Information supplied:

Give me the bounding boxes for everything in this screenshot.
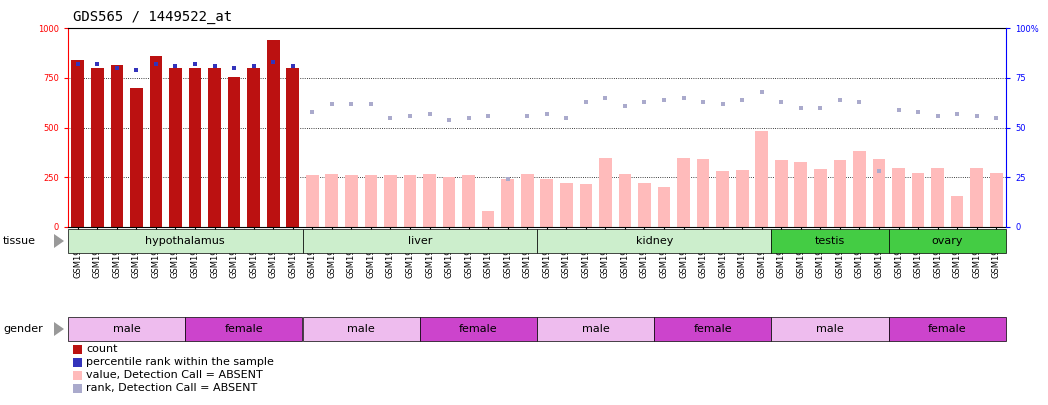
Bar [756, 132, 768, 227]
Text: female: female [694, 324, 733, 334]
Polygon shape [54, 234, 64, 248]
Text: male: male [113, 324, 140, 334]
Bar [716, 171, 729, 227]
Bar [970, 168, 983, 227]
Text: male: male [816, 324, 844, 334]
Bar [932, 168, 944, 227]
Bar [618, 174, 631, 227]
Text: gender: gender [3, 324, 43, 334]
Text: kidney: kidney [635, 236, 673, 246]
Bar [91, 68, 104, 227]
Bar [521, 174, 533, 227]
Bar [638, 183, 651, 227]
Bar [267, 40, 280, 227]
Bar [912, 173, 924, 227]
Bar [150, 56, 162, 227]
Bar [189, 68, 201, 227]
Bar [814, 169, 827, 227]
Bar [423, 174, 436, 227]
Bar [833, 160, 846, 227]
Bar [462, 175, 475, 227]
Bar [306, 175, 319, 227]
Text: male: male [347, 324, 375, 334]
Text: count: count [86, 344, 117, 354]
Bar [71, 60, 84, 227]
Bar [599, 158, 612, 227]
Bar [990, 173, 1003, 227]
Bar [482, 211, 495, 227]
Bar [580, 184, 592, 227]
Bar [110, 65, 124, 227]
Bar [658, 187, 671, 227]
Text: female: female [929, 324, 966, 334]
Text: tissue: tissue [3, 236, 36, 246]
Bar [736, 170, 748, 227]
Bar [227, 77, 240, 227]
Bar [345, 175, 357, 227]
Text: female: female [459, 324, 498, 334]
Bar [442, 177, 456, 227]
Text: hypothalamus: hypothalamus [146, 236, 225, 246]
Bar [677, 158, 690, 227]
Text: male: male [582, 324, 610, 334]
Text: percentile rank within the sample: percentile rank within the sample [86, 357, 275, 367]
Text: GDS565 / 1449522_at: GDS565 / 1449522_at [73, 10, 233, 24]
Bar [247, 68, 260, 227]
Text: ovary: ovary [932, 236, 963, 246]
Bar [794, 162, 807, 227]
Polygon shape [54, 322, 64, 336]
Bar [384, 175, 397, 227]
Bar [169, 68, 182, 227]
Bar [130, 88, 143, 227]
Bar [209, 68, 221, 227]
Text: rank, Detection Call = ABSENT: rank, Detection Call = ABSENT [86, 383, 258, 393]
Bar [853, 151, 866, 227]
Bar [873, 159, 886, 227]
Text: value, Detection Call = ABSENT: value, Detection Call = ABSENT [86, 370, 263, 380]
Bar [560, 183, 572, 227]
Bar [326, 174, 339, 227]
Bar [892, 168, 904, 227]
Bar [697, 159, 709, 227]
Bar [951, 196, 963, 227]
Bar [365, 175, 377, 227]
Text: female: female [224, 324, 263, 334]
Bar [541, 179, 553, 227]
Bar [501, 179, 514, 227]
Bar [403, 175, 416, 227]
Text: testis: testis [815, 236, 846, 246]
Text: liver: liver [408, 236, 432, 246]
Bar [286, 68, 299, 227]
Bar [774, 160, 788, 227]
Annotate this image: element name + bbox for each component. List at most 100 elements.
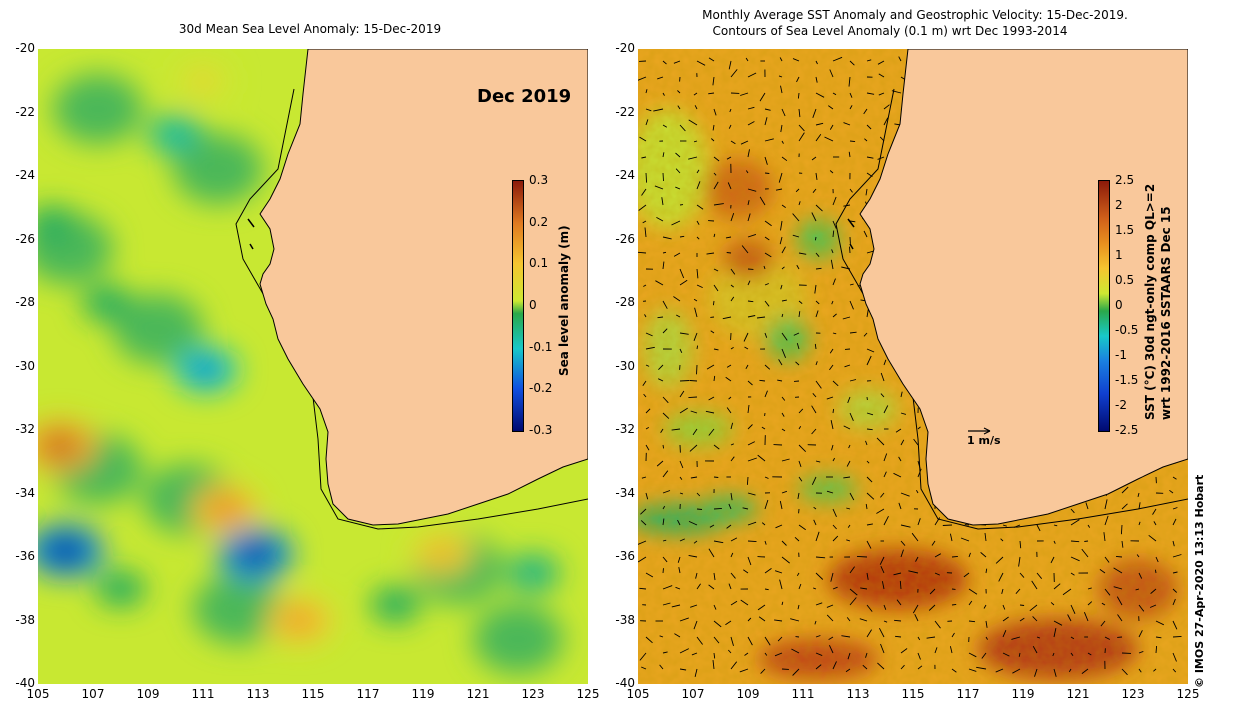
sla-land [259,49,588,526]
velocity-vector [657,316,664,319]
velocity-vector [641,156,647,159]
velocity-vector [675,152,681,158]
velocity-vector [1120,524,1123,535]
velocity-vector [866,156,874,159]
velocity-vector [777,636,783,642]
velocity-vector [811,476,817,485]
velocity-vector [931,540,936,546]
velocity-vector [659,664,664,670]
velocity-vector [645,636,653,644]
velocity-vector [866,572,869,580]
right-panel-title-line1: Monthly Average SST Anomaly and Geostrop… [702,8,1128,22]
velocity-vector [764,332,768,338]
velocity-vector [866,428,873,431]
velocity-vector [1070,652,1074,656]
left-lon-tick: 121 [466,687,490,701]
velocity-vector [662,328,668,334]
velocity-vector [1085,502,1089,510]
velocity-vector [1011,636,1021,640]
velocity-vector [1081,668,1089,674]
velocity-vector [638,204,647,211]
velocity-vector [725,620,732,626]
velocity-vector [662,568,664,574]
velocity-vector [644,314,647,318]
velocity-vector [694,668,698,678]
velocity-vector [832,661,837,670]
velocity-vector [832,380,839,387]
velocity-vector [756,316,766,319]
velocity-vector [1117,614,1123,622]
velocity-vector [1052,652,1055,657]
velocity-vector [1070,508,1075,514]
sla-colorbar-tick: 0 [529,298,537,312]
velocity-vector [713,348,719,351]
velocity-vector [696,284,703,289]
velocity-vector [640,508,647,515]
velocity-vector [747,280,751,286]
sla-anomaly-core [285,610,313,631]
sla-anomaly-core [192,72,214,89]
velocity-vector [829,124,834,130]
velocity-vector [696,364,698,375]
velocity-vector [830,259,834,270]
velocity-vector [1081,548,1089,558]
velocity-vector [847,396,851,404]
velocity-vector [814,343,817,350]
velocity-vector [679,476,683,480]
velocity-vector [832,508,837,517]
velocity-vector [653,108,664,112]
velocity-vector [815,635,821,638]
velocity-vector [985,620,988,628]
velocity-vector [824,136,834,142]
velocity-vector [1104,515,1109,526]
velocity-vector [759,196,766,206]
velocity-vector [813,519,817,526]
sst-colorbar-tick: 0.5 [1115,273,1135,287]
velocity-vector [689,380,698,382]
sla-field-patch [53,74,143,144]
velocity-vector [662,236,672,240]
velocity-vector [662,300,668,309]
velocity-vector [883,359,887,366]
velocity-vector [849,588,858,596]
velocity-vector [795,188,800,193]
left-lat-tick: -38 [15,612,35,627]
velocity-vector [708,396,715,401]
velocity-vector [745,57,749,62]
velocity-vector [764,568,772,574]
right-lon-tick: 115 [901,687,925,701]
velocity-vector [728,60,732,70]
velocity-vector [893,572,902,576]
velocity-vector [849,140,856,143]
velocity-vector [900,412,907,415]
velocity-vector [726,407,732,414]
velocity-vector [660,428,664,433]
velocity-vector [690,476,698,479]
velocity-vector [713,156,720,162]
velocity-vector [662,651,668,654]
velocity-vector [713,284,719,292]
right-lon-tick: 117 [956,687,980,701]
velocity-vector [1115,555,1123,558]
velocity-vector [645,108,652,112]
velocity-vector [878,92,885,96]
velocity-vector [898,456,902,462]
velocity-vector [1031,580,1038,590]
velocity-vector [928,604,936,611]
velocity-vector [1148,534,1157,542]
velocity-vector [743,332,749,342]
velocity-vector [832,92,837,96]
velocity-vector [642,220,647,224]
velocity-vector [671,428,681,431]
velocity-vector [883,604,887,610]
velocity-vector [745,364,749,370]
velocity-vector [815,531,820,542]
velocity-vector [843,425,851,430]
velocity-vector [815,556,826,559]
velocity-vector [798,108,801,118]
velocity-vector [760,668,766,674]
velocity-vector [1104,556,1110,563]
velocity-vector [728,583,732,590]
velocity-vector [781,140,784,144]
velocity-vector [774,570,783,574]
--
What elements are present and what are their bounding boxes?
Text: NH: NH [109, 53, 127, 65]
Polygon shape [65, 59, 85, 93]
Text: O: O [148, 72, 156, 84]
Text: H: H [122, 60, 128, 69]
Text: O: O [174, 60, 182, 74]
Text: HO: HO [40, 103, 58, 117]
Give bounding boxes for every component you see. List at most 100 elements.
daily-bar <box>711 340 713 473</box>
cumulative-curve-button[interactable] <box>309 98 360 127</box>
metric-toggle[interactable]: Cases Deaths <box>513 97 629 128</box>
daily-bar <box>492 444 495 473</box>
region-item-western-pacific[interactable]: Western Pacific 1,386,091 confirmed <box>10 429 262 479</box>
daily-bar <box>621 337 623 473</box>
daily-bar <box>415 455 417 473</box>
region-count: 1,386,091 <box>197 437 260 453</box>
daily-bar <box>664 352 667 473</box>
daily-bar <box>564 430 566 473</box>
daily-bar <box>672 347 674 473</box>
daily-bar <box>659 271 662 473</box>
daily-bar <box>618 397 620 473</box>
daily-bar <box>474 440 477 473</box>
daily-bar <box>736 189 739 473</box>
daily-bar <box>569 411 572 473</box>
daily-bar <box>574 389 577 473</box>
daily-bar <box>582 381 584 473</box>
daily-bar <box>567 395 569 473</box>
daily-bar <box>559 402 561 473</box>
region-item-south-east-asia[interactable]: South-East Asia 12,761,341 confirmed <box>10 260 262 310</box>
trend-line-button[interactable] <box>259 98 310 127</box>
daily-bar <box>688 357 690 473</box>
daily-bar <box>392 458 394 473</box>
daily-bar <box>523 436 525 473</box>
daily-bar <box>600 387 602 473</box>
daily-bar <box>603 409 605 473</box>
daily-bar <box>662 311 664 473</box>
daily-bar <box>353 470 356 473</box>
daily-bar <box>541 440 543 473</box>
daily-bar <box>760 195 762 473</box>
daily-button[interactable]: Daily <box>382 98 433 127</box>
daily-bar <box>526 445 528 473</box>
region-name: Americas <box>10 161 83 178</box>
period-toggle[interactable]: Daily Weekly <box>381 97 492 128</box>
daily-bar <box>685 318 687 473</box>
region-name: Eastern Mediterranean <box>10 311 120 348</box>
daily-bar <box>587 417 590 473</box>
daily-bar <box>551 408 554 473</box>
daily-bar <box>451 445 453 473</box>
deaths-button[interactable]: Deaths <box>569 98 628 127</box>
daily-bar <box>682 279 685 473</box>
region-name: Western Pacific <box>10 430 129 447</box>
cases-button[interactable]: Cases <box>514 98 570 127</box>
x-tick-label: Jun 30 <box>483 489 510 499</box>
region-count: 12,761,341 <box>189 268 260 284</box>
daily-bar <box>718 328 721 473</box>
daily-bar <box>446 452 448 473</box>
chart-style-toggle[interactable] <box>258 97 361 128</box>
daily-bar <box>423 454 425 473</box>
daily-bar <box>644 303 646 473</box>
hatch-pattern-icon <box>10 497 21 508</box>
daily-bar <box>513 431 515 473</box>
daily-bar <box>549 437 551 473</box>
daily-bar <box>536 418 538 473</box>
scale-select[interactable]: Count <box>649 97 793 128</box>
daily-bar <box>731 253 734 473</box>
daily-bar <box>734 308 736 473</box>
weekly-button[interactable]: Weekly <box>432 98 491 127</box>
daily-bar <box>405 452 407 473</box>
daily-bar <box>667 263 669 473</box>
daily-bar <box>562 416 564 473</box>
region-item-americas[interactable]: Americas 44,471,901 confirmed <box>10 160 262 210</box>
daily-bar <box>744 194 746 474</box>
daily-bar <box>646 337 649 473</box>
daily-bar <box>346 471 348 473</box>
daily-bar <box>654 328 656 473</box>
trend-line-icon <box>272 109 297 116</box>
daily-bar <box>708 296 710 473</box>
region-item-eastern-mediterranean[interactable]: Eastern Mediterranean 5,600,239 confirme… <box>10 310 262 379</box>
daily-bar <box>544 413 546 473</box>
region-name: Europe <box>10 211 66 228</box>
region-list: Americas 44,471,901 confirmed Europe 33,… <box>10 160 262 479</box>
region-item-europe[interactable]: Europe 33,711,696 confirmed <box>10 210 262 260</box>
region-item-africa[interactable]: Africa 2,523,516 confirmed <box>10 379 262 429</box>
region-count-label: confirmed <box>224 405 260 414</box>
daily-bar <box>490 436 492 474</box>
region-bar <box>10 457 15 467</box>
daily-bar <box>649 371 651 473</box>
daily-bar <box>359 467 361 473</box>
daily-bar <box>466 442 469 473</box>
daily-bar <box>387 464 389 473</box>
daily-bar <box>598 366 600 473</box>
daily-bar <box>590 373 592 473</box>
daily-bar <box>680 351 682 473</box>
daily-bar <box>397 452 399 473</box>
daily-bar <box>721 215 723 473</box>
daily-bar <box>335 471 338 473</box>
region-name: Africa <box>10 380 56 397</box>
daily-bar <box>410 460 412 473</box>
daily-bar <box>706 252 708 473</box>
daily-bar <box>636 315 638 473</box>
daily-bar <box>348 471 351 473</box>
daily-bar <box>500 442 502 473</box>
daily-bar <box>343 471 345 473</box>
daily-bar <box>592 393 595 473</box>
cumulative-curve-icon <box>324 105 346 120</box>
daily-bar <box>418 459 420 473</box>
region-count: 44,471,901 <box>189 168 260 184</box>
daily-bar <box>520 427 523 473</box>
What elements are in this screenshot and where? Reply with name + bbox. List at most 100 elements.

Problem details: Pick out every line above that contains the word "elements", with case counting, and copy each of those lines in full.

Task result:
Annotate this image: element name + bbox for each component. List at most 100 elements.
What elements are present and what are their bounding boxes?
Give bounding boxes for every component you see. List at most 100 elements.
What elements are in this screenshot and where? Reply with name + bbox. List at most 100 elements.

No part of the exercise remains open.